Task objective ->
Track down every line below that holds "screenshot" and copy it.

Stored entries
# # # #

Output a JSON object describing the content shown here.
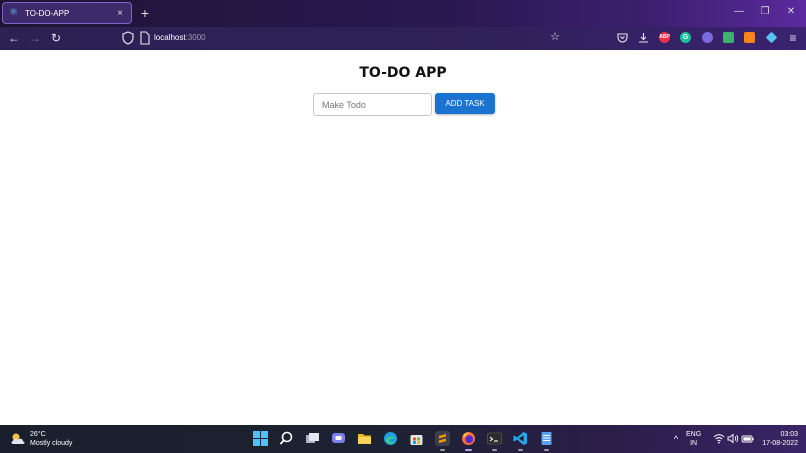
{
  "browser": {
    "tab": {
      "title": "TO-DO-APP",
      "close": "×",
      "favicon": "react-icon"
    },
    "new_tab": "+",
    "window_controls": {
      "minimize": "—",
      "restore": "❐",
      "close": "✕"
    },
    "nav": {
      "back": "←",
      "forward": "→",
      "reload": "↻"
    },
    "url": {
      "host": "localhost",
      "port": ":3000"
    },
    "bookmark": "☆",
    "extensions": [
      {
        "name": "pocket-icon",
        "color": "#e8e6f0",
        "label": ""
      },
      {
        "name": "download-icon",
        "color": "#e8e6f0",
        "label": ""
      },
      {
        "name": "adblock-icon",
        "color": "#e8314a",
        "label": "ABP"
      },
      {
        "name": "grammarly-icon",
        "color": "#15c39a",
        "label": "G"
      },
      {
        "name": "chat-icon",
        "color": "#7b6be0",
        "label": ""
      },
      {
        "name": "extension-green-icon",
        "color": "#3bb36a",
        "label": ""
      },
      {
        "name": "metamask-icon",
        "color": "#f6851b",
        "label": ""
      },
      {
        "name": "gem-icon",
        "color": "#56c3f0",
        "label": ""
      }
    ],
    "menu": "≡"
  },
  "app": {
    "title": "TO-DO APP",
    "input": {
      "placeholder": "Make Todo",
      "value": ""
    },
    "add_button": "ADD TASK"
  },
  "taskbar": {
    "weather": {
      "temp": "26°C",
      "condition": "Mostly cloudy"
    },
    "tray": {
      "chevron": "^",
      "lang_top": "ENG",
      "lang_bottom": "IN",
      "time": "03:03",
      "date": "17-08-2022"
    }
  }
}
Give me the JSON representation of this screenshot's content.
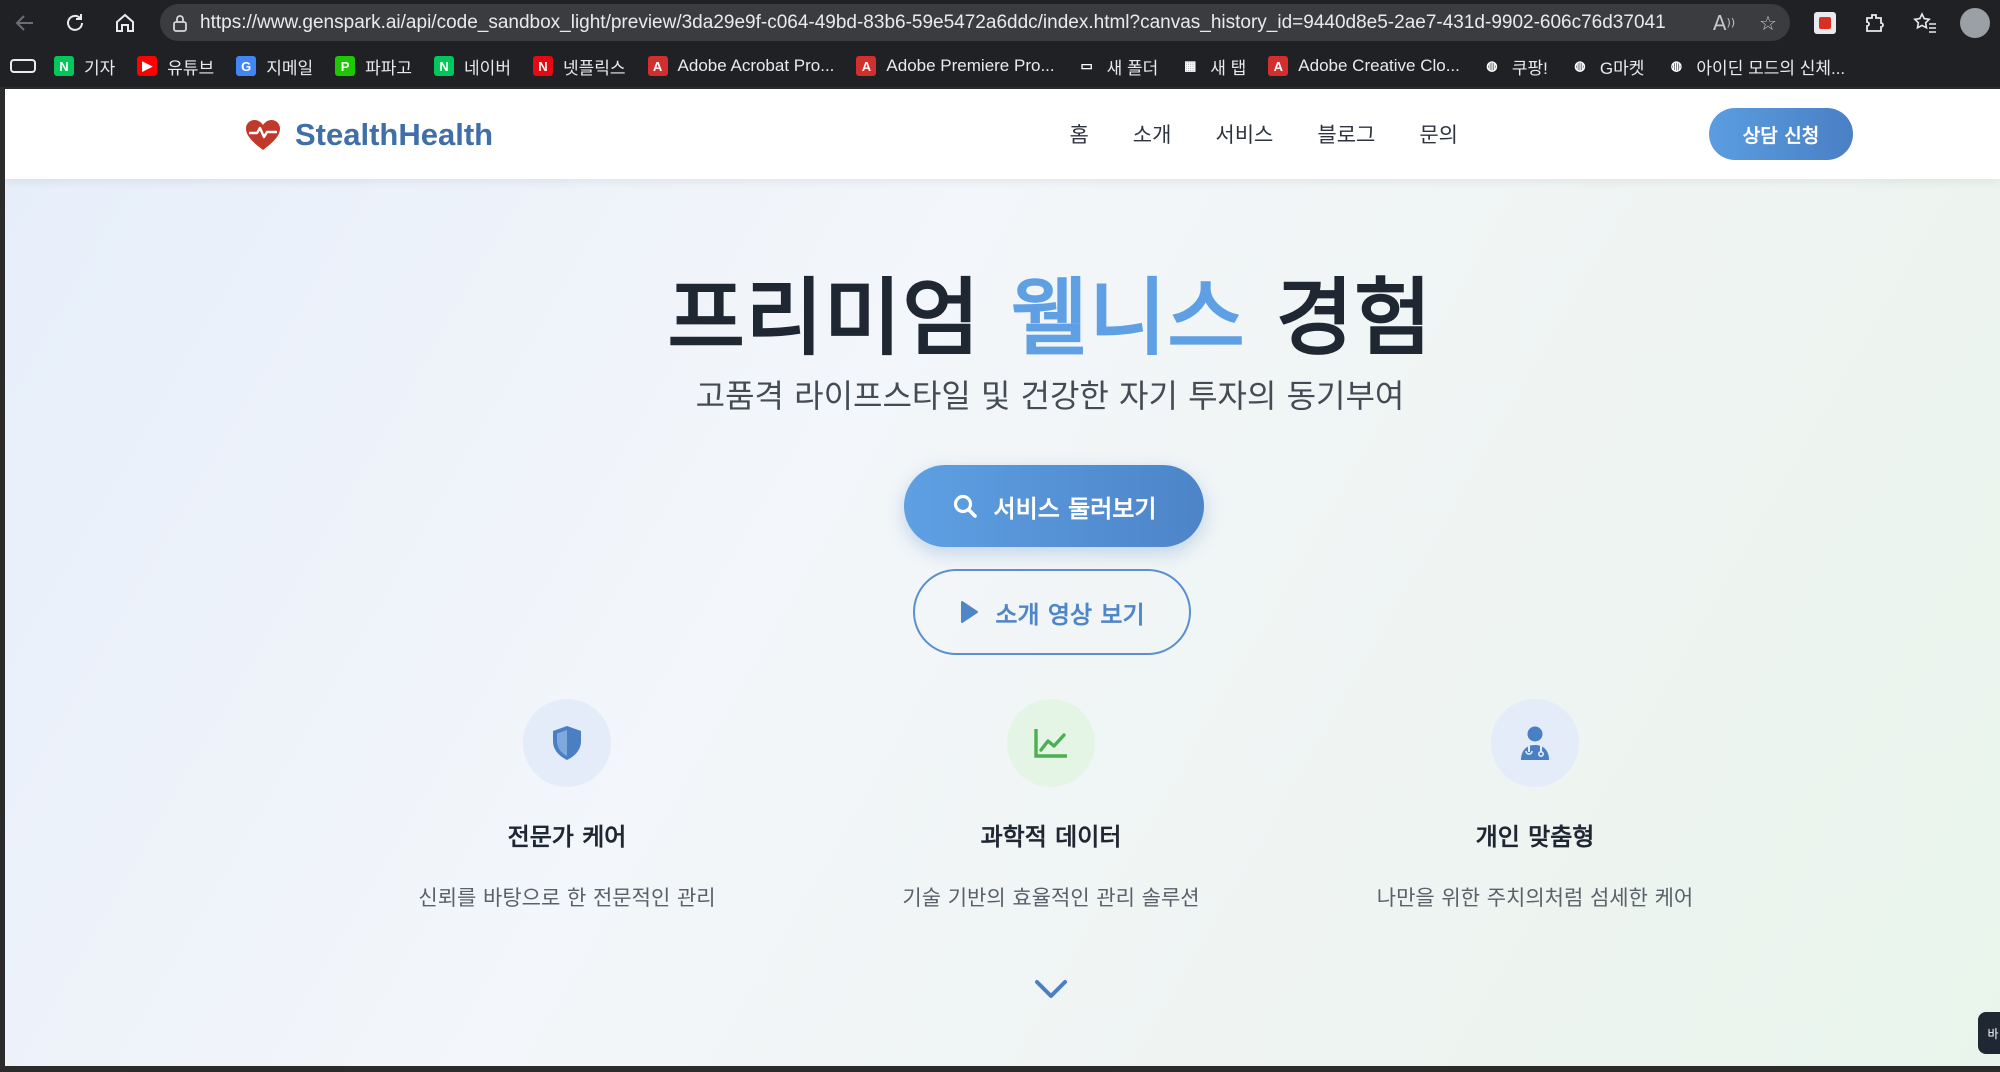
{
  "browser": {
    "url": "https://www.genspark.ai/api/code_sandbox_light/preview/3da29e9f-c064-49bd-83b6-59e5472a6ddc/index.html?canvas_history_id=9440d8e5-2ae7-431d-9902-606c76d37041",
    "bookmarks": [
      {
        "label": "기자",
        "icon": "naver-icon",
        "color": "#03c75a",
        "glyph": "N"
      },
      {
        "label": "유튜브",
        "icon": "youtube-icon",
        "color": "#ff0000",
        "glyph": "▶"
      },
      {
        "label": "지메일",
        "icon": "google-icon",
        "color": "#4285f4",
        "glyph": "G"
      },
      {
        "label": "파파고",
        "icon": "papago-icon",
        "color": "#1ec800",
        "glyph": "P"
      },
      {
        "label": "네이버",
        "icon": "naver-icon",
        "color": "#03c75a",
        "glyph": "N"
      },
      {
        "label": "넷플릭스",
        "icon": "netflix-icon",
        "color": "#e50914",
        "glyph": "N"
      },
      {
        "label": "Adobe Acrobat Pro...",
        "icon": "adobe-icon",
        "color": "#d32f2f",
        "glyph": "A"
      },
      {
        "label": "Adobe Premiere Pro...",
        "icon": "adobe-icon",
        "color": "#d32f2f",
        "glyph": "A"
      },
      {
        "label": "새 폴더",
        "icon": "folder-icon",
        "color": "#202124",
        "glyph": "▭"
      },
      {
        "label": "새 탭",
        "icon": "tab-icon",
        "color": "#202124",
        "glyph": "▦"
      },
      {
        "label": "Adobe Creative Clo...",
        "icon": "adobe-icon",
        "color": "#d32f2f",
        "glyph": "A"
      },
      {
        "label": "쿠팡!",
        "icon": "globe-icon",
        "color": "#202124",
        "glyph": "◍"
      },
      {
        "label": "G마켓",
        "icon": "globe-icon",
        "color": "#202124",
        "glyph": "◍"
      },
      {
        "label": "아이딘 모드의 신체...",
        "icon": "globe-icon",
        "color": "#202124",
        "glyph": "◍"
      }
    ]
  },
  "site": {
    "brand": "StealthHealth",
    "nav": [
      "홈",
      "소개",
      "서비스",
      "블로그",
      "문의"
    ],
    "cta": "상담 신청",
    "hero": {
      "title_before": "프리미엄 ",
      "title_accent": "웰니스",
      "title_after": " 경험",
      "subtitle": "고품격 라이프스타일 및 건강한 자기 투자의 동기부여",
      "primary_button": "서비스 둘러보기",
      "secondary_button": "소개 영상 보기"
    },
    "features": [
      {
        "title": "전문가 케어",
        "desc": "신뢰를 바탕으로 한 전문적인 관리",
        "icon": "shield-icon",
        "bg": "#e3ecf8",
        "fg": "#4a7fc4"
      },
      {
        "title": "과학적 데이터",
        "desc": "기술 기반의 효율적인 관리 솔루션",
        "icon": "chart-line-icon",
        "bg": "#e4f5e6",
        "fg": "#4caf50"
      },
      {
        "title": "개인 맞춤형",
        "desc": "나만을 위한 주치의처럼 섬세한 케어",
        "icon": "user-doctor-icon",
        "bg": "#e3ecf8",
        "fg": "#4a7fc4"
      }
    ],
    "corner_tab": "바"
  },
  "colors": {
    "brand_blue": "#3f6ea8",
    "accent_blue": "#5ea0e3",
    "heart_red": "#c0392b"
  }
}
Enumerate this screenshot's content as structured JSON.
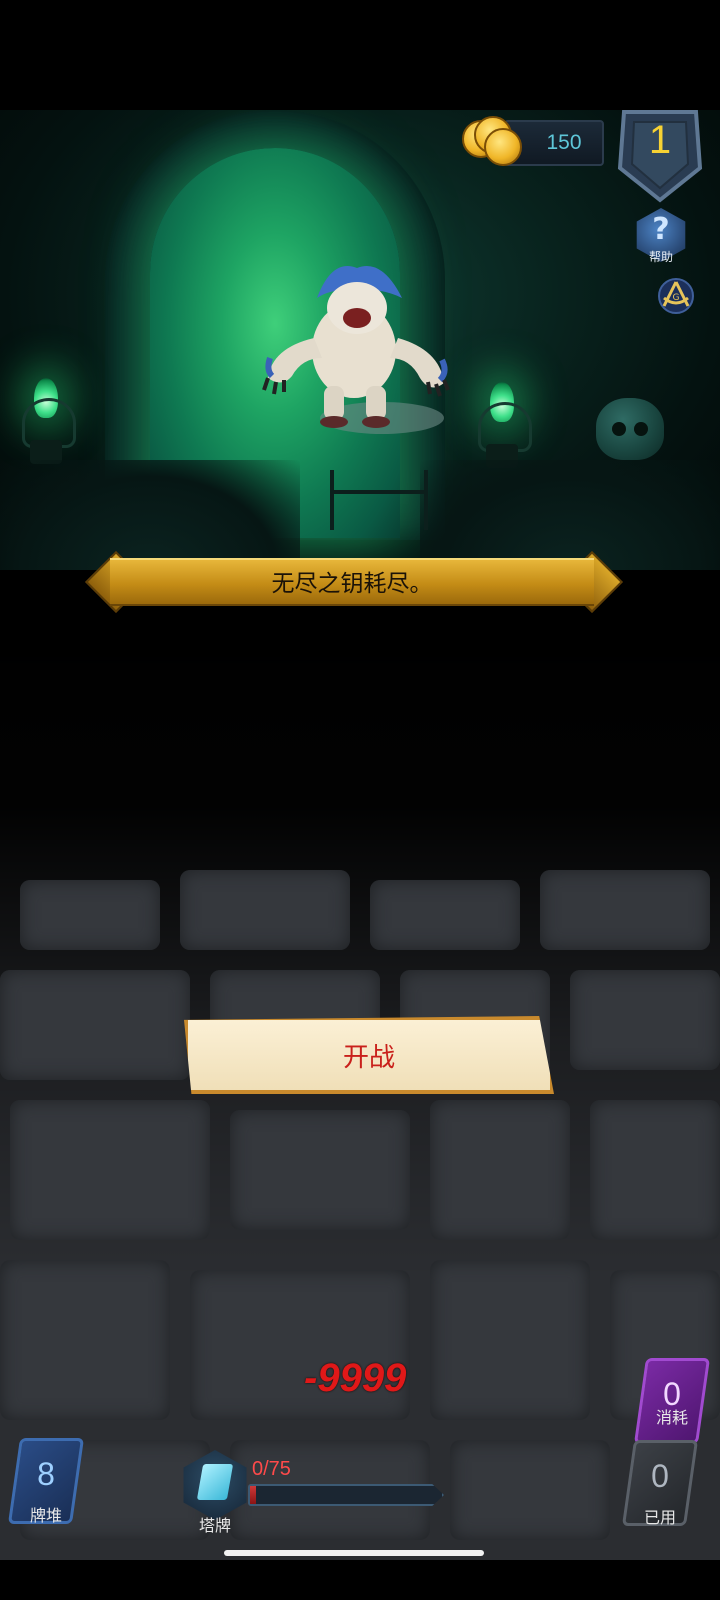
{
  "hud": {
    "coins": "150",
    "level": "1",
    "help_label": "帮助"
  },
  "banner": {
    "message": "无尽之钥耗尽。"
  },
  "fight_button": {
    "label": "开战"
  },
  "damage_popup": "-9999",
  "bottom": {
    "deck": {
      "count": "8",
      "label": "牌堆"
    },
    "tower": {
      "label": "塔牌",
      "progress_text": "0/75",
      "progress_fraction": 0.03
    },
    "consume": {
      "count": "0",
      "label": "消耗"
    },
    "used": {
      "count": "0",
      "label": "已用"
    }
  },
  "colors": {
    "coin_text": "#5ec6d8",
    "level_text": "#f7d233",
    "banner_gold": "#c48c16",
    "fight_text": "#c9201b",
    "damage_text": "#e01818"
  },
  "icons": [
    "coin-stack-icon",
    "level-shield-icon",
    "help-icon",
    "masonic-emblem-icon",
    "monster-yeti",
    "tower-crystal-icon"
  ]
}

# # # #

Answer to this exercise ->
Give me the JSON representation of this screenshot's content.
Enumerate this screenshot's content as structured JSON.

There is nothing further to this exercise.